§ Task brief:
Every line holding the string "FFFFFF" should be gathered.

* begin Provided material *

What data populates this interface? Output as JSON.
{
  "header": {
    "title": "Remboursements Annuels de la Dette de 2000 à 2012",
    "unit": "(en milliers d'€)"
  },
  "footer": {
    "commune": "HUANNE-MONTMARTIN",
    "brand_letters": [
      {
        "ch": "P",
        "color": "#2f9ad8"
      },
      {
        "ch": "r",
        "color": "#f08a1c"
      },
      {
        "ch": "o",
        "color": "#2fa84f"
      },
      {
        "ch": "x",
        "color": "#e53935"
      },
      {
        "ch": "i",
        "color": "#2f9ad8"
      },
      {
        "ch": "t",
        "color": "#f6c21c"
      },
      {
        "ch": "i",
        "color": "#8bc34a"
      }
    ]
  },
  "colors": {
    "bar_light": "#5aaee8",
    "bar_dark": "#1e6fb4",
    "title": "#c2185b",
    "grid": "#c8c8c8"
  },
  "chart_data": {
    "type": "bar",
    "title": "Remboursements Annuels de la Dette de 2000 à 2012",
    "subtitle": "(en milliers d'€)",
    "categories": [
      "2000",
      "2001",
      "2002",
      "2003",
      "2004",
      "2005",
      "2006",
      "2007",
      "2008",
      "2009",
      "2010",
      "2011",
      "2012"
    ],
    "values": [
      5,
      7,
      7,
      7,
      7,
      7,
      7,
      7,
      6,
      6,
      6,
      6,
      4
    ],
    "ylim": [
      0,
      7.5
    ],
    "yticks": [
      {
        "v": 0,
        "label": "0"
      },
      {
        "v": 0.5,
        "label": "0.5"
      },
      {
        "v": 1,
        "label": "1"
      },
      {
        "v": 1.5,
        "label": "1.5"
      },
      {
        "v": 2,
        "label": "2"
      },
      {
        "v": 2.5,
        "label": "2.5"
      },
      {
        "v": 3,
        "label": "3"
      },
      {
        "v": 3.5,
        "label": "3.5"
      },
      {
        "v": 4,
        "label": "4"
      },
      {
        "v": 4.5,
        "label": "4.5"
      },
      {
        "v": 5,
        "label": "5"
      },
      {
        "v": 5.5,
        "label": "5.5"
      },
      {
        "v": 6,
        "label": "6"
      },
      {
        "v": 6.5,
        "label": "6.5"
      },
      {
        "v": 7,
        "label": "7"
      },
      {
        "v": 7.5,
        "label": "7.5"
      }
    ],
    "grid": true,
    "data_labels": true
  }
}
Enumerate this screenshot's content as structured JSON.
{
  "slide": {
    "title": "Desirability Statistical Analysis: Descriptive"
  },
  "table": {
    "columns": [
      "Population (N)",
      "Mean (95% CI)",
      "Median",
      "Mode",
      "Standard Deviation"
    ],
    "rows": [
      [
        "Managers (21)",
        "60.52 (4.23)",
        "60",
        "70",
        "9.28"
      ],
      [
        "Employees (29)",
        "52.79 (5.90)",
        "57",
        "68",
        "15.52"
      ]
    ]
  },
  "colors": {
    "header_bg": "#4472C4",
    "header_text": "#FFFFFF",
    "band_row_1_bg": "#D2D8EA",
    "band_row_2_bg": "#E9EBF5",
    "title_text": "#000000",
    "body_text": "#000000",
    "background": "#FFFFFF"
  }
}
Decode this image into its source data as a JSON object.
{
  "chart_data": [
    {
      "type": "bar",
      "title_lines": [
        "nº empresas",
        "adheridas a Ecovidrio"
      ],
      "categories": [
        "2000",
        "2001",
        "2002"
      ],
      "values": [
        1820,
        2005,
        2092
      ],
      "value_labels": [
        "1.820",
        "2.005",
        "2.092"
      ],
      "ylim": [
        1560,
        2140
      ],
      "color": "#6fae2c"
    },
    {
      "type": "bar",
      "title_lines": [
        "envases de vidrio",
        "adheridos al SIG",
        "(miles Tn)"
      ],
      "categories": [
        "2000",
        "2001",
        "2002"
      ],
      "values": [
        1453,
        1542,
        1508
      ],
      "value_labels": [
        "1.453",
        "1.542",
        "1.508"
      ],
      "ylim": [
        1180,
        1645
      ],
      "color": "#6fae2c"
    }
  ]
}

* end Provided material *

§ Exercise output:
    "header_text": "#FFFFFF",
    "background": "#FFFFFF"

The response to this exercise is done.